• **Given text**

+-------+

His grandparents had bought the property at the turn of the last century from a banker who had built it for himself. Next to the main house was a smaller house for the farmer who worked the surrounding land. The other half of the farm family's home had housed sheep. We were staying in this house. The other building, now the more luxurious of the two vacation homes, had been the barn.
The Bertolanis' courtyard, showing the back of our house, two structural pins, and some brick grillework.
The Bertolanis were very gracious about CZ's practicing. We tried to close the windows on the courtyard side of the house, but I'm sure they could hear it, and this being a music festival, she practiced a lot. But they seemed to enjoy it, and in fact held a small party for family, friends and the other vacation guests to come hear CZ play.
The Bertolanis' party. In the top photo, you can see our little neighbor friend sitting in his mother's lap. In the bottom photo are Sr. and Sra. Bertolani, sitting next to one another. Unfortunately, none of my photos of them are very clear!
The family vacationing in the other house had a small boy, not quite three, who liked to sit at the top of the steps on the side of his house and wave at us when we were sitting under the gazebo. (And I can't say we didn't start it!) They were from Scotland. During the concert he was sitting on his mother's lap, and the violin piece being long, she leaned over towards the end to ask him how he was doing.
"SHHHH!!" was the reply.
He's now wanting violin lessons.

+-------+

• **Data supplied**

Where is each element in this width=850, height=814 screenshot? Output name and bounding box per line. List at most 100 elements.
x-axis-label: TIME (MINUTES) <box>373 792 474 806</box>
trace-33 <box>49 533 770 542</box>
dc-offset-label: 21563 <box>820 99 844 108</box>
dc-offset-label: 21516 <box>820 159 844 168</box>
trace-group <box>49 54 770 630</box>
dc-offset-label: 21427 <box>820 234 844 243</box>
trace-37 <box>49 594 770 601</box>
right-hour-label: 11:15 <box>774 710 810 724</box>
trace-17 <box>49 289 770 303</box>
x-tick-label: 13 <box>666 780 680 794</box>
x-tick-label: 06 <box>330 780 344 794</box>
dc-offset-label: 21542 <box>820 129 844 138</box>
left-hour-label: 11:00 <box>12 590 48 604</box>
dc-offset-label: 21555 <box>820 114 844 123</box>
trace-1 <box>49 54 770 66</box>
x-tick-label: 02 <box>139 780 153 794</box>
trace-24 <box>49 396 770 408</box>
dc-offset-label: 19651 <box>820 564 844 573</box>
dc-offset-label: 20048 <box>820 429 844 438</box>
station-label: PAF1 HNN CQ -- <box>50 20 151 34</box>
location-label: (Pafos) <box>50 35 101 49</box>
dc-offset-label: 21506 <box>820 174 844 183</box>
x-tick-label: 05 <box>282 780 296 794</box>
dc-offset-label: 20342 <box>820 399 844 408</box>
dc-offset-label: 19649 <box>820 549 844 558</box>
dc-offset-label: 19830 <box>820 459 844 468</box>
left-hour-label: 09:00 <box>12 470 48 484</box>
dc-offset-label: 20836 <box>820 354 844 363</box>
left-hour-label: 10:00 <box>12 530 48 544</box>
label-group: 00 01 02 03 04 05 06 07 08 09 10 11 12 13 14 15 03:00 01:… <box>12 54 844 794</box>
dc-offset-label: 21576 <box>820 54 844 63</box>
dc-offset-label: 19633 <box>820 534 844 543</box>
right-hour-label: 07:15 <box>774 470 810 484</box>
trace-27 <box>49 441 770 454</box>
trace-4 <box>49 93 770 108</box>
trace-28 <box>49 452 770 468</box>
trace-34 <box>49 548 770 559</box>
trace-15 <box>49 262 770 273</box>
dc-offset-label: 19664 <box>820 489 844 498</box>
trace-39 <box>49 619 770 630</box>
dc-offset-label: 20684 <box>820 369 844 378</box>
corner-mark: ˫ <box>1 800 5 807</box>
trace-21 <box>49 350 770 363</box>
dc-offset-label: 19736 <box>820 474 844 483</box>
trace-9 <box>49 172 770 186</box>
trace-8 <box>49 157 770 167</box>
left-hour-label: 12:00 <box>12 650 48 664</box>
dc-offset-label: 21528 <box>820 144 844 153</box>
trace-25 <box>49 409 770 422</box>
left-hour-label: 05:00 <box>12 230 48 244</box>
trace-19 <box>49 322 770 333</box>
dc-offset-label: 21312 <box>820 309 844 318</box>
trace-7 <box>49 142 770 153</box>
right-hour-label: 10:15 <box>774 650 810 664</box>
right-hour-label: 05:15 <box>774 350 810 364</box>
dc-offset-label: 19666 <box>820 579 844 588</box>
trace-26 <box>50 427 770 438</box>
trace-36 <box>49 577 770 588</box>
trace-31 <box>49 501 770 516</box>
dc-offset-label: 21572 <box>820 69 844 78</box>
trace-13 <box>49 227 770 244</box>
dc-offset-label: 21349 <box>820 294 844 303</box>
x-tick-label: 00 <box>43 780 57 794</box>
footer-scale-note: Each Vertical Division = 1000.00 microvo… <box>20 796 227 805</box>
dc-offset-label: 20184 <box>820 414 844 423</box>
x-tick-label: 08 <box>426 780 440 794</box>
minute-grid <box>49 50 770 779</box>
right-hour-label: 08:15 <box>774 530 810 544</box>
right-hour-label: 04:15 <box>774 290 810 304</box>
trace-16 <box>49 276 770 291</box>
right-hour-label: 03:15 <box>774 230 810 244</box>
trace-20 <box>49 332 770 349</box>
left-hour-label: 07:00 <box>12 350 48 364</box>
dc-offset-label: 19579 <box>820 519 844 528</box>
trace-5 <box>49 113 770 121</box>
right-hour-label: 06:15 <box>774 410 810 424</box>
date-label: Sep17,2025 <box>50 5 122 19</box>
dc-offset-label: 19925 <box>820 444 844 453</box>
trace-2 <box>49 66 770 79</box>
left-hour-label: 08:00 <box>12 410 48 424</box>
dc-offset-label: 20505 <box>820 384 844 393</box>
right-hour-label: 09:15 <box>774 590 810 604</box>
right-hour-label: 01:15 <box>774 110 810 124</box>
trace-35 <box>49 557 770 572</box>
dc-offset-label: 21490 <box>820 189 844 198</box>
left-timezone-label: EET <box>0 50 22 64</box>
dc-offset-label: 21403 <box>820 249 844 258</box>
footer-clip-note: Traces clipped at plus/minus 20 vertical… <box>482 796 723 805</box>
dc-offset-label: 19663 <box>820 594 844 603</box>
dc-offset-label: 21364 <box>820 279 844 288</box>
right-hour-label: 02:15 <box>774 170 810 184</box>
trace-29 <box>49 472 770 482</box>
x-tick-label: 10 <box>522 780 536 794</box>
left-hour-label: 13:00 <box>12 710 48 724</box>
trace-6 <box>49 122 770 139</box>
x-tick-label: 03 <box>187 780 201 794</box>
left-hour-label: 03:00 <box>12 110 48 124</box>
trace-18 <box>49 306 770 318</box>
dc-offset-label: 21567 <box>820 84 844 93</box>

+-------+

Give the vacation account above again between "The Bertolanis' party." and "wanting violin lessons.", inclusive, but swap "gazebo" for "pergola".

• **Result of this task**
The Bertolanis' party. In the top photo, you can see our little neighbor friend sitting in his mother's lap. In the bottom photo are Sr. and Sra. Bertolani, sitting next to one another. Unfortunately, none of my photos of them are very clear!
The family vacationing in the other house had a small boy, not quite three, who liked to sit at the top of the steps on the side of his house and wave at us when we were sitting under the pergola. (And I can't say we didn't start it!) They were from Scotland. During the concert he was sitting on his mother's lap, and the violin piece being long, she leaned over towards the end to ask him how he was doing.
"SHHHH!!" was the reply.
He's now wanting violin lessons.